##### Data for this exercise
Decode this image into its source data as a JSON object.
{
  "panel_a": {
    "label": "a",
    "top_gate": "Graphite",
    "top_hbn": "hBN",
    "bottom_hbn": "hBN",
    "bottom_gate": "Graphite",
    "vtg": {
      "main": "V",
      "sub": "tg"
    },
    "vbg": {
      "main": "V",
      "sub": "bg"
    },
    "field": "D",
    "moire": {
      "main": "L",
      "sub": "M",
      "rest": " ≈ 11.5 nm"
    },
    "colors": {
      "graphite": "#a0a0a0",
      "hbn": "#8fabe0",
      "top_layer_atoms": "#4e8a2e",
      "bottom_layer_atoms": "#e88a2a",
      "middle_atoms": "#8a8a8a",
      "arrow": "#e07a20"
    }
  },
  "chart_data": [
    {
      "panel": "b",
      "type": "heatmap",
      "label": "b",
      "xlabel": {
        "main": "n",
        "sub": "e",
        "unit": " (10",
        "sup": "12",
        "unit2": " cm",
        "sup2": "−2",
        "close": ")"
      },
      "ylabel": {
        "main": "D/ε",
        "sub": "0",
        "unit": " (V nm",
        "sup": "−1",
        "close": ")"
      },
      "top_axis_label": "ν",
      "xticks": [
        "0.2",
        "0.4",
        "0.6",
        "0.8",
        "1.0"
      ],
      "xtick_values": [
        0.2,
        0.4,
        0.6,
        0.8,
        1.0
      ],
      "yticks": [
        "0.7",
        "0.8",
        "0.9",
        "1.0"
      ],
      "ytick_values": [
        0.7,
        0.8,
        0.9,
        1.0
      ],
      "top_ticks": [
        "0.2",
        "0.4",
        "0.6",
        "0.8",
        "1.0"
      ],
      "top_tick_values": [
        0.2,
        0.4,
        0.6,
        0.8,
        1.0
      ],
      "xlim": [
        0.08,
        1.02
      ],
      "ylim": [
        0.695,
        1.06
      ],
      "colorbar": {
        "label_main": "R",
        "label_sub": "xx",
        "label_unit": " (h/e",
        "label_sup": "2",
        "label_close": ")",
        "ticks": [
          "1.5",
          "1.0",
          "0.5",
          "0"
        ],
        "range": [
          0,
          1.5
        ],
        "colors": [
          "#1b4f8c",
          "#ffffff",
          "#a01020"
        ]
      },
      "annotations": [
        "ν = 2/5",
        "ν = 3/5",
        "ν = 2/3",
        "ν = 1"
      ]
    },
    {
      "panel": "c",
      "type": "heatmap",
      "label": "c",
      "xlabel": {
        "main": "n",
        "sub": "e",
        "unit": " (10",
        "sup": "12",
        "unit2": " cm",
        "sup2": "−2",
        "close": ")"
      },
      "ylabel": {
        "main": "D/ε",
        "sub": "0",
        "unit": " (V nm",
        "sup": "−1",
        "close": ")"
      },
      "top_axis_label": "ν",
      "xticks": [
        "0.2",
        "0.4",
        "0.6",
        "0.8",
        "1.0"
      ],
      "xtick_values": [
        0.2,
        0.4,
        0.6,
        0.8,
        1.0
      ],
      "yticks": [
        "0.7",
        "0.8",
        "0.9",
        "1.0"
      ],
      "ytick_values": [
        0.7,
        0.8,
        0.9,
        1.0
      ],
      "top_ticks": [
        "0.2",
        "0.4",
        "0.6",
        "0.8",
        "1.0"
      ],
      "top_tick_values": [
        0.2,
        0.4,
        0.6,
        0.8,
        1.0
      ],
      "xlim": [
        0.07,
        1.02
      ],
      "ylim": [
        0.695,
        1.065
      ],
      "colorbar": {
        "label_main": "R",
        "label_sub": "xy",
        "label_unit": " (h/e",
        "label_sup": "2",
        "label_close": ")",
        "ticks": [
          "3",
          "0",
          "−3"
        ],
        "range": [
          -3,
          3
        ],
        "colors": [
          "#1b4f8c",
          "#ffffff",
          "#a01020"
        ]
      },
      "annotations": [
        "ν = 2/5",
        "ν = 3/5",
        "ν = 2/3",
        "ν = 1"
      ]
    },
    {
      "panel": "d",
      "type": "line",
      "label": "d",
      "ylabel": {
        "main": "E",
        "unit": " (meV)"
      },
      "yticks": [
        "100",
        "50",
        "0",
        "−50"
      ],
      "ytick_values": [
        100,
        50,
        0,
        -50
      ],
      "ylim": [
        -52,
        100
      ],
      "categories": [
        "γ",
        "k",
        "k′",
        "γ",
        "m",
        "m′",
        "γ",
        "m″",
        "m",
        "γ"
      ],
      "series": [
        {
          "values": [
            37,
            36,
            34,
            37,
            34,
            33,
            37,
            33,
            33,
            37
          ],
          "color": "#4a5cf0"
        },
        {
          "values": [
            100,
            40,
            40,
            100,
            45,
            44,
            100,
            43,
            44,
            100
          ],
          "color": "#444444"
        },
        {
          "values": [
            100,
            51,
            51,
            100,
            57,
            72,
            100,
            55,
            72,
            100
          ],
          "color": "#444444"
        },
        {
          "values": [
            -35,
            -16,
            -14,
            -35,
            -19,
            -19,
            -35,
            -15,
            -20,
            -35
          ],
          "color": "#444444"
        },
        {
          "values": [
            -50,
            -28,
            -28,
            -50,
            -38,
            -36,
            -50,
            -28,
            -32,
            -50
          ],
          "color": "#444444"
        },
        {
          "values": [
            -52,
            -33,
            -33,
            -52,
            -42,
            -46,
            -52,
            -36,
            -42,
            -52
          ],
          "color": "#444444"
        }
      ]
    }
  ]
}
##########
> **Problem description**
Repeat the data above, word for word.

> **Solution for this problem**
Decode this image into its source data as a JSON object.
{
  "panel_a": {
    "label": "a",
    "top_gate": "Graphite",
    "top_hbn": "hBN",
    "bottom_hbn": "hBN",
    "bottom_gate": "Graphite",
    "vtg": {
      "main": "V",
      "sub": "tg"
    },
    "vbg": {
      "main": "V",
      "sub": "bg"
    },
    "field": "D",
    "moire": {
      "main": "L",
      "sub": "M",
      "rest": " ≈ 11.5 nm"
    },
    "colors": {
      "graphite": "#a0a0a0",
      "hbn": "#8fabe0",
      "top_layer_atoms": "#4e8a2e",
      "bottom_layer_atoms": "#e88a2a",
      "middle_atoms": "#8a8a8a",
      "arrow": "#e07a20"
    }
  },
  "chart_data": [
    {
      "panel": "b",
      "type": "heatmap",
      "label": "b",
      "xlabel": {
        "main": "n",
        "sub": "e",
        "unit": " (10",
        "sup": "12",
        "unit2": " cm",
        "sup2": "−2",
        "close": ")"
      },
      "ylabel": {
        "main": "D/ε",
        "sub": "0",
        "unit": " (V nm",
        "sup": "−1",
        "close": ")"
      },
      "top_axis_label": "ν",
      "xticks": [
        "0.2",
        "0.4",
        "0.6",
        "0.8",
        "1.0"
      ],
      "xtick_values": [
        0.2,
        0.4,
        0.6,
        0.8,
        1.0
      ],
      "yticks": [
        "0.7",
        "0.8",
        "0.9",
        "1.0"
      ],
      "ytick_values": [
        0.7,
        0.8,
        0.9,
        1.0
      ],
      "top_ticks": [
        "0.2",
        "0.4",
        "0.6",
        "0.8",
        "1.0"
      ],
      "top_tick_values": [
        0.2,
        0.4,
        0.6,
        0.8,
        1.0
      ],
      "xlim": [
        0.08,
        1.02
      ],
      "ylim": [
        0.695,
        1.06
      ],
      "colorbar": {
        "label_main": "R",
        "label_sub": "xx",
        "label_unit": " (h/e",
        "label_sup": "2",
        "label_close": ")",
        "ticks": [
          "1.5",
          "1.0",
          "0.5",
          "0"
        ],
        "range": [
          0,
          1.5
        ],
        "colors": [
          "#1b4f8c",
          "#ffffff",
          "#a01020"
        ]
      },
      "annotations": [
        "ν = 2/5",
        "ν = 3/5",
        "ν = 2/3",
        "ν = 1"
      ]
    },
    {
      "panel": "c",
      "type": "heatmap",
      "label": "c",
      "xlabel": {
        "main": "n",
        "sub": "e",
        "unit": " (10",
        "sup": "12",
        "unit2": " cm",
        "sup2": "−2",
        "close": ")"
      },
      "ylabel": {
        "main": "D/ε",
        "sub": "0",
        "unit": " (V nm",
        "sup": "−1",
        "close": ")"
      },
      "top_axis_label": "ν",
      "xticks": [
        "0.2",
        "0.4",
        "0.6",
        "0.8",
        "1.0"
      ],
      "xtick_values": [
        0.2,
        0.4,
        0.6,
        0.8,
        1.0
      ],
      "yticks": [
        "0.7",
        "0.8",
        "0.9",
        "1.0"
      ],
      "ytick_values": [
        0.7,
        0.8,
        0.9,
        1.0
      ],
      "top_ticks": [
        "0.2",
        "0.4",
        "0.6",
        "0.8",
        "1.0"
      ],
      "top_tick_values": [
        0.2,
        0.4,
        0.6,
        0.8,
        1.0
      ],
      "xlim": [
        0.07,
        1.02
      ],
      "ylim": [
        0.695,
        1.065
      ],
      "colorbar": {
        "label_main": "R",
        "label_sub": "xy",
        "label_unit": " (h/e",
        "label_sup": "2",
        "label_close": ")",
        "ticks": [
          "3",
          "0",
          "−3"
        ],
        "range": [
          -3,
          3
        ],
        "colors": [
          "#1b4f8c",
          "#ffffff",
          "#a01020"
        ]
      },
      "annotations": [
        "ν = 2/5",
        "ν = 3/5",
        "ν = 2/3",
        "ν = 1"
      ]
    },
    {
      "panel": "d",
      "type": "line",
      "label": "d",
      "ylabel": {
        "main": "E",
        "unit": " (meV)"
      },
      "yticks": [
        "100",
        "50",
        "0",
        "−50"
      ],
      "ytick_values": [
        100,
        50,
        0,
        -50
      ],
      "ylim": [
        -52,
        100
      ],
      "categories": [
        "γ",
        "k",
        "k′",
        "γ",
        "m",
        "m′",
        "γ",
        "m″",
        "m",
        "γ"
      ],
      "series": [
        {
          "values": [
            37,
            36,
            34,
            37,
            34,
            33,
            37,
            33,
            33,
            37
          ],
          "color": "#4a5cf0"
        },
        {
          "values": [
            100,
            40,
            40,
            100,
            45,
            44,
            100,
            43,
            44,
            100
          ],
          "color": "#444444"
        },
        {
          "values": [
            100,
            51,
            51,
            100,
            57,
            72,
            100,
            55,
            72,
            100
          ],
          "color": "#444444"
        },
        {
          "values": [
            -35,
            -16,
            -14,
            -35,
            -19,
            -19,
            -35,
            -15,
            -20,
            -35
          ],
          "color": "#444444"
        },
        {
          "values": [
            -50,
            -28,
            -28,
            -50,
            -38,
            -36,
            -50,
            -28,
            -32,
            -50
          ],
          "color": "#444444"
        },
        {
          "values": [
            -52,
            -33,
            -33,
            -52,
            -42,
            -46,
            -52,
            -36,
            -42,
            -52
          ],
          "color": "#444444"
        }
      ]
    }
  ]
}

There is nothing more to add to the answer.